(Rows from a dataset)
(begin)
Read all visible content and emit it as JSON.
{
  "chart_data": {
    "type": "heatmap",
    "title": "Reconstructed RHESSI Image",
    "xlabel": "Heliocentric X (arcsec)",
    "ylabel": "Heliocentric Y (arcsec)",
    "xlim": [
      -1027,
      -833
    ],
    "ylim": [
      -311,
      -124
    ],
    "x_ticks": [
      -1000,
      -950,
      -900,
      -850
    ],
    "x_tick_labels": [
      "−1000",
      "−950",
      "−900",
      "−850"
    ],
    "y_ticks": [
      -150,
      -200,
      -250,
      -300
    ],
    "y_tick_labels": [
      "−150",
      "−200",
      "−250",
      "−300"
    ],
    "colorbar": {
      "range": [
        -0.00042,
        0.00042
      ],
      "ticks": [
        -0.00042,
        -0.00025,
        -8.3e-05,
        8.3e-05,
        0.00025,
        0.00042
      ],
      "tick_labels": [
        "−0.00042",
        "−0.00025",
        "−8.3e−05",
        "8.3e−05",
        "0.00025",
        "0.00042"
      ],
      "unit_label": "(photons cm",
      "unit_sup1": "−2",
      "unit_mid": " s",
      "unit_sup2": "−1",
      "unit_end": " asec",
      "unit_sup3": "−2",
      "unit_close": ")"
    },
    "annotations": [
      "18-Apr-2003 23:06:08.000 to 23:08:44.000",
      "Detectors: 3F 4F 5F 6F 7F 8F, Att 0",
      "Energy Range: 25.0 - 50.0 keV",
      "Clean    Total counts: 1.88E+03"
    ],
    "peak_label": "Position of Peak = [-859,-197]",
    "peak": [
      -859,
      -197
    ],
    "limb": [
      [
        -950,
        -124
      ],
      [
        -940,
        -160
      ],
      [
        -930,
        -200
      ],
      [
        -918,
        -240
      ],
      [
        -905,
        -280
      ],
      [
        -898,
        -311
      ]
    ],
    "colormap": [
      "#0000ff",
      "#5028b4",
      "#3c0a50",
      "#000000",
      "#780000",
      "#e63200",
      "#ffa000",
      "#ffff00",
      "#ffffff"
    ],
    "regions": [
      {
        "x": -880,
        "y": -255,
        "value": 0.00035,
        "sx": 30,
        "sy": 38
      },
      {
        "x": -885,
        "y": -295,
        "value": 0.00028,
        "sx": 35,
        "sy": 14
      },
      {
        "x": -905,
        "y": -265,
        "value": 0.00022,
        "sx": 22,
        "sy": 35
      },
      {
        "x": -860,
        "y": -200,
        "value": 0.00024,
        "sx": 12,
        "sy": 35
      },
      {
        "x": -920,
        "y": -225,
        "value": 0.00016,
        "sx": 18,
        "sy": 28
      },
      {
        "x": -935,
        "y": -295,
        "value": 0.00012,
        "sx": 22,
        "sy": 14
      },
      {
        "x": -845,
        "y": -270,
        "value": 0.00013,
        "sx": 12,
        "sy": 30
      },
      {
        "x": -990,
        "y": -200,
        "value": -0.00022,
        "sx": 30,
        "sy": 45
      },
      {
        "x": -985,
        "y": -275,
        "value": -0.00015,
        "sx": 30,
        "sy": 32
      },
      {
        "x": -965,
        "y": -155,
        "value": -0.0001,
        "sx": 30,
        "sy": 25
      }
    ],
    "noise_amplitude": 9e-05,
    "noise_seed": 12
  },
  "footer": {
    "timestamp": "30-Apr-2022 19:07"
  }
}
(end)
__Written request__: Which lines hold the word "arcsec"? Return all of them from the records above.

__In response__:
    "xlabel": "Heliocentric X (arcsec)",
    "ylabel": "Heliocentric Y (arcsec)",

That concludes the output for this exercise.